- **About this task**
Pick out each line below containing "screenshot".

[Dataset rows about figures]
>>>>>

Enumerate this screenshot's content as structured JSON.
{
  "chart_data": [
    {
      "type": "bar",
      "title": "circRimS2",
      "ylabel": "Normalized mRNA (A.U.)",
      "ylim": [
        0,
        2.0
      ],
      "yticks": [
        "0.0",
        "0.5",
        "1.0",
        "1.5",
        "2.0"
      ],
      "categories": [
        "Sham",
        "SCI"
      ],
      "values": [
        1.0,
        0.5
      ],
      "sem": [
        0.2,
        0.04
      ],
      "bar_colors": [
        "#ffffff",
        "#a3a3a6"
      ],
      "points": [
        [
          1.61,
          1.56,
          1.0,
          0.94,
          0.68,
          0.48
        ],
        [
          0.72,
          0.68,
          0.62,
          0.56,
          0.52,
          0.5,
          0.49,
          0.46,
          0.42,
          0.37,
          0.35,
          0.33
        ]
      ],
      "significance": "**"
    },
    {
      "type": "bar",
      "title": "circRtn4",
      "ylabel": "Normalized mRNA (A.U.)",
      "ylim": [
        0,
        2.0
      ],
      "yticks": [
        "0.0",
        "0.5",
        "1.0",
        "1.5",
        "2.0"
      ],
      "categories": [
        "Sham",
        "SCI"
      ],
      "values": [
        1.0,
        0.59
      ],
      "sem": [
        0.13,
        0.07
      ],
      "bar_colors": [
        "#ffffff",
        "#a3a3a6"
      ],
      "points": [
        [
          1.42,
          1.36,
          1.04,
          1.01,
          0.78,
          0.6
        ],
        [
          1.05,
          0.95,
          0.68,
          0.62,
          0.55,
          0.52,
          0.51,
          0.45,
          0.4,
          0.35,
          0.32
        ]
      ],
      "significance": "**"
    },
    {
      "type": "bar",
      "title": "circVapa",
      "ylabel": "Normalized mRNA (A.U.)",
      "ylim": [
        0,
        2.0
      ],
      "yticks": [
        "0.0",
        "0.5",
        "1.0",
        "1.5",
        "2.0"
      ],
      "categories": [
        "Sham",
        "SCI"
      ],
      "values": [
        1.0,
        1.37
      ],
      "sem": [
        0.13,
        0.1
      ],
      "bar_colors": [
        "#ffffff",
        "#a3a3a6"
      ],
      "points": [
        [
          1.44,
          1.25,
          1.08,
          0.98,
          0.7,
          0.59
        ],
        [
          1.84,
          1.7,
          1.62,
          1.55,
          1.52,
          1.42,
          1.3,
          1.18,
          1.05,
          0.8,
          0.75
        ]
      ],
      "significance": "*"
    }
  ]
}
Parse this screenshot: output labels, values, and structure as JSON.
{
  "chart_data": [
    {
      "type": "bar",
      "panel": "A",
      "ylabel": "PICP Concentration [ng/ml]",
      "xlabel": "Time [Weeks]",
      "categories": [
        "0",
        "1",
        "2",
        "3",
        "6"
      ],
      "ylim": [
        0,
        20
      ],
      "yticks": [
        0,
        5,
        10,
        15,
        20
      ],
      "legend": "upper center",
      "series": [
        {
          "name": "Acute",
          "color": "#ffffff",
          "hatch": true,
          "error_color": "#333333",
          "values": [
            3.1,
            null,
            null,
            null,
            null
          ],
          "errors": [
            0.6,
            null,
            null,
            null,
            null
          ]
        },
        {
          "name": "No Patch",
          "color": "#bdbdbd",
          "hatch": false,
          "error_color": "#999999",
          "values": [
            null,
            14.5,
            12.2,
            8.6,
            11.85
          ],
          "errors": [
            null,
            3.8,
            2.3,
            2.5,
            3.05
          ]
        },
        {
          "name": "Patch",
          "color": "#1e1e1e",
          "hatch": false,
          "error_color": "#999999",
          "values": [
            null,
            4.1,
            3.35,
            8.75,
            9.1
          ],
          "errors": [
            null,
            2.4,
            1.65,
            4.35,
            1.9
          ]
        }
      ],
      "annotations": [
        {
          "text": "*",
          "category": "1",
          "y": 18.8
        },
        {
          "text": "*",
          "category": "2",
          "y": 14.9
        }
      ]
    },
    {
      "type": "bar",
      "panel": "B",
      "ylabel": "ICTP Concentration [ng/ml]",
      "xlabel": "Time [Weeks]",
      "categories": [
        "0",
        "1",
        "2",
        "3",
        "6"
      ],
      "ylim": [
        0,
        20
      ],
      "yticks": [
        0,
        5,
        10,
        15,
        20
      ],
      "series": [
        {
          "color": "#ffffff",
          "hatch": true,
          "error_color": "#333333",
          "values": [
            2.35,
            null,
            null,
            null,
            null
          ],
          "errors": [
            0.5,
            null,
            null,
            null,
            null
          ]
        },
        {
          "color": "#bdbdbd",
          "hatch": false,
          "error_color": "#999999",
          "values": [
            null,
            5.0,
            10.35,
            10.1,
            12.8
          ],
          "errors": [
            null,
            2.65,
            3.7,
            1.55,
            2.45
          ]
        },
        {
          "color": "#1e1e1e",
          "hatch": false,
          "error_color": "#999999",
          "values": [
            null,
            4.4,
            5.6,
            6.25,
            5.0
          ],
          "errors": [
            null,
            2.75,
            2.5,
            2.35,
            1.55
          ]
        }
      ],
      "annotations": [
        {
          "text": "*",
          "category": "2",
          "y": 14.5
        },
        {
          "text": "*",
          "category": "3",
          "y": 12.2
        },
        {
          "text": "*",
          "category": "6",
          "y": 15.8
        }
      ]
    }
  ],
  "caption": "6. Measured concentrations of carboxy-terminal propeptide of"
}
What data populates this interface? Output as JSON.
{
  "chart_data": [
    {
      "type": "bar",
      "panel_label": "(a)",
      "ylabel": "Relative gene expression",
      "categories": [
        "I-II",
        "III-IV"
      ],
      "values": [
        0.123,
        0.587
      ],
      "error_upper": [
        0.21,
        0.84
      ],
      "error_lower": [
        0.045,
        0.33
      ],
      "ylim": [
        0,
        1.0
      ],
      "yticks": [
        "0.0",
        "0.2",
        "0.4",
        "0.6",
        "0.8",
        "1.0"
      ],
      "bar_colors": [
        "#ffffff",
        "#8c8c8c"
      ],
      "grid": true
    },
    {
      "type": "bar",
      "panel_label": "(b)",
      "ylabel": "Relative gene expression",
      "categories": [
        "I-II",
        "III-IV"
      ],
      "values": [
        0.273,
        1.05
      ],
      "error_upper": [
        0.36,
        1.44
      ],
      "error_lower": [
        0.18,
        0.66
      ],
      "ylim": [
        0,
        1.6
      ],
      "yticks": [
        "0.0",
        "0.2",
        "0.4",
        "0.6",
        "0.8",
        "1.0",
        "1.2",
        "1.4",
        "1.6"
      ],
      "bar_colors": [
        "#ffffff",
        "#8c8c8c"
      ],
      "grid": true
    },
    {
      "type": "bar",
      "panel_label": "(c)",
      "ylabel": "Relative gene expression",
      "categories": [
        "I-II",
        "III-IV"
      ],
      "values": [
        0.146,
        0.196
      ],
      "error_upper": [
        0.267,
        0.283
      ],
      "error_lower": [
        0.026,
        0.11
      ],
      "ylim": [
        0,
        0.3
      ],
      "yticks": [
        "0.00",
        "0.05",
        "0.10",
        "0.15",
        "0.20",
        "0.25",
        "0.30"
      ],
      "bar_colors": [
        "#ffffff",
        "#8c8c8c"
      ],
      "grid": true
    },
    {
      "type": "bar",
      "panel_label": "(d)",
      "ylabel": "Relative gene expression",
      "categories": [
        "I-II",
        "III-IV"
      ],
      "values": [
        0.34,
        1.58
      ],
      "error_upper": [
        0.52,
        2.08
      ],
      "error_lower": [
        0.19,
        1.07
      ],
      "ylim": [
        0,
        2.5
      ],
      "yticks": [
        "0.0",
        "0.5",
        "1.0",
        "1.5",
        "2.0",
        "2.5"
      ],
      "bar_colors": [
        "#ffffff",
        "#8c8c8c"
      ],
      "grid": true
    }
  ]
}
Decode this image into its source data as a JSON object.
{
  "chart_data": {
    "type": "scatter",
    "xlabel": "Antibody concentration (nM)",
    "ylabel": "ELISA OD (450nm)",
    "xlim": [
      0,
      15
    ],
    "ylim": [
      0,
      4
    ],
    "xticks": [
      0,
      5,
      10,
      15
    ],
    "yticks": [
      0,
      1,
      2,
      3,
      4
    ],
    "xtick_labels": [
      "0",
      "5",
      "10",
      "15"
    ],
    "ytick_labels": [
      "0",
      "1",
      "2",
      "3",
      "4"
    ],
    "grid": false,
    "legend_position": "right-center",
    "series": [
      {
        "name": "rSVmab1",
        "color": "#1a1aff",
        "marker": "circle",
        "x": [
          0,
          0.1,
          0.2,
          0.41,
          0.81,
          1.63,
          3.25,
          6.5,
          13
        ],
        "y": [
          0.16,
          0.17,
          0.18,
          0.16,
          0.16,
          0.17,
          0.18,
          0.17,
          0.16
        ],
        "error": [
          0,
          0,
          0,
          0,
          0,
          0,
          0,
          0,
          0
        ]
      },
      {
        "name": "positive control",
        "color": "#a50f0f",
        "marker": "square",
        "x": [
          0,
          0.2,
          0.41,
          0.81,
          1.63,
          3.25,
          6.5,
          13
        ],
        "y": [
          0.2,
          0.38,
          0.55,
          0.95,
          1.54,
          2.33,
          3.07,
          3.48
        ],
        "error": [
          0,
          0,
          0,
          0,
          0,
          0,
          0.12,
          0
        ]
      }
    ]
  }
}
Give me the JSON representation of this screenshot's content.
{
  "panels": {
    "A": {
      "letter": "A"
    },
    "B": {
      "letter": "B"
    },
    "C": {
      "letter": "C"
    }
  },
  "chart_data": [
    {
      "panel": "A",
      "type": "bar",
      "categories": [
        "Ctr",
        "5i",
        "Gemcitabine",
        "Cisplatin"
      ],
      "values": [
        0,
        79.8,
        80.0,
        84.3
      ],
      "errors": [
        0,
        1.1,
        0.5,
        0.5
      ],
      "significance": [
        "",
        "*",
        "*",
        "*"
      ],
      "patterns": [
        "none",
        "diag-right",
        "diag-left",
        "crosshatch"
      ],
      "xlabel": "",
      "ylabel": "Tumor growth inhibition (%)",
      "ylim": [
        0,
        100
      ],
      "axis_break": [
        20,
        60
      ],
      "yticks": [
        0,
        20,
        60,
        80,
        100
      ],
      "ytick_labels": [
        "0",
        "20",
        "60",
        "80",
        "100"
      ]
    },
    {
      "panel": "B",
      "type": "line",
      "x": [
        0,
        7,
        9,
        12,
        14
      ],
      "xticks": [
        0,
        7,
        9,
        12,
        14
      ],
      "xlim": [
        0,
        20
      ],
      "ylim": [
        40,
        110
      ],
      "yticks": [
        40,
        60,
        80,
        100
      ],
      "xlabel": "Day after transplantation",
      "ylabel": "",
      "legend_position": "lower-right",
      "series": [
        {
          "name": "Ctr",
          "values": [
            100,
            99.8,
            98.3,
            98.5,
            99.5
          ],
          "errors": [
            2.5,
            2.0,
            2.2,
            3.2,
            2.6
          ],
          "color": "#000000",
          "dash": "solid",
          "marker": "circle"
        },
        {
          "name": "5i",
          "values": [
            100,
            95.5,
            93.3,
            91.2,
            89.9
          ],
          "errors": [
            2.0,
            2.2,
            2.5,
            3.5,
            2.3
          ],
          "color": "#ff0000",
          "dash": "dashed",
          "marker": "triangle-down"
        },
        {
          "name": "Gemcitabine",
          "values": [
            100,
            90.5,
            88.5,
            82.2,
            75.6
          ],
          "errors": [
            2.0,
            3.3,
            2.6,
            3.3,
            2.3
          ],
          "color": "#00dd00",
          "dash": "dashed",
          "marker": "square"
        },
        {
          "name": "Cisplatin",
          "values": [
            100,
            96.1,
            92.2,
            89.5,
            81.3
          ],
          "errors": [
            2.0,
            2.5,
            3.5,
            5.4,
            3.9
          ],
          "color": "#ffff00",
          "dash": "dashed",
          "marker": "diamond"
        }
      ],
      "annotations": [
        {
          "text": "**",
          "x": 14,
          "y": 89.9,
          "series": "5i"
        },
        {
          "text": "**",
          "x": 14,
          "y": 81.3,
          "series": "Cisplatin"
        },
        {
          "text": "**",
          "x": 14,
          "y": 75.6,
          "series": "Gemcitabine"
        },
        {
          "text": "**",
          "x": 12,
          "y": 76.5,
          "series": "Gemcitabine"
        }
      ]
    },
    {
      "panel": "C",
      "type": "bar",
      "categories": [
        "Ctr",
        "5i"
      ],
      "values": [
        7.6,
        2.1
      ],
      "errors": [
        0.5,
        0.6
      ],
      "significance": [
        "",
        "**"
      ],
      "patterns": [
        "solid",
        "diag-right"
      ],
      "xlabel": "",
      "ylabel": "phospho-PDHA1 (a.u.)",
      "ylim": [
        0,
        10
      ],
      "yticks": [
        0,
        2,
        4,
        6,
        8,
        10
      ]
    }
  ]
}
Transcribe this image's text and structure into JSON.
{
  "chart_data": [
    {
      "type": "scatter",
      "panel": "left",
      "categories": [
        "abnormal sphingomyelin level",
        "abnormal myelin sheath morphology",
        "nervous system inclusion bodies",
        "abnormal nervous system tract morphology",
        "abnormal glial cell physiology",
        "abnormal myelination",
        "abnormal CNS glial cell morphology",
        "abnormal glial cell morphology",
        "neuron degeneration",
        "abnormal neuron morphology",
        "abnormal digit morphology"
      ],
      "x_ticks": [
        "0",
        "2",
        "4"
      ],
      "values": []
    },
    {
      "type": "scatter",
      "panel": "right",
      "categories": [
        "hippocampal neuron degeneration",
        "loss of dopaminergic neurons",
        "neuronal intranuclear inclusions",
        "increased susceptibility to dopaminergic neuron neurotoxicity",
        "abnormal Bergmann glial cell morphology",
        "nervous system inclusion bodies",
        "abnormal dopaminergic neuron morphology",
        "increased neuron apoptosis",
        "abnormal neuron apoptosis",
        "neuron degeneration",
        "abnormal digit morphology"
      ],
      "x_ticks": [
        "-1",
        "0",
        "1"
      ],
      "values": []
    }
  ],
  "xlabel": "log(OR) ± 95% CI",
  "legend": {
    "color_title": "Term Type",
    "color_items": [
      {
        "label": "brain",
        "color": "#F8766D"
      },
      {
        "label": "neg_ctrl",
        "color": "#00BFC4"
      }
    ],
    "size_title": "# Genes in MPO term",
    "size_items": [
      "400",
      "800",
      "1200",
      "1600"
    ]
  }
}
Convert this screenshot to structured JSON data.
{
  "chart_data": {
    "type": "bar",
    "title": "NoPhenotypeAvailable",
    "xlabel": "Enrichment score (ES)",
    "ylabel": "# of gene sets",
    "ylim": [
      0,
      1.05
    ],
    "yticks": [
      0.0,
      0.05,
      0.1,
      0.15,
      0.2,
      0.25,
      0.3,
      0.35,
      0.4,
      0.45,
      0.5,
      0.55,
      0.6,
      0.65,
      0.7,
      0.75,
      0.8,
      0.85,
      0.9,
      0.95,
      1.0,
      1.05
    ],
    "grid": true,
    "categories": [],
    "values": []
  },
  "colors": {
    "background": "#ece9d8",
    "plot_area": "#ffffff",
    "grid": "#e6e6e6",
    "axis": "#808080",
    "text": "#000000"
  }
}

<<<<<

- **Answer below**
Enumerate this screenshot's content as structured JSON.
Parse this screenshot: output labels, values, and structure as JSON.
Give me the JSON representation of this screenshot's content.
Convert this screenshot to structured JSON data.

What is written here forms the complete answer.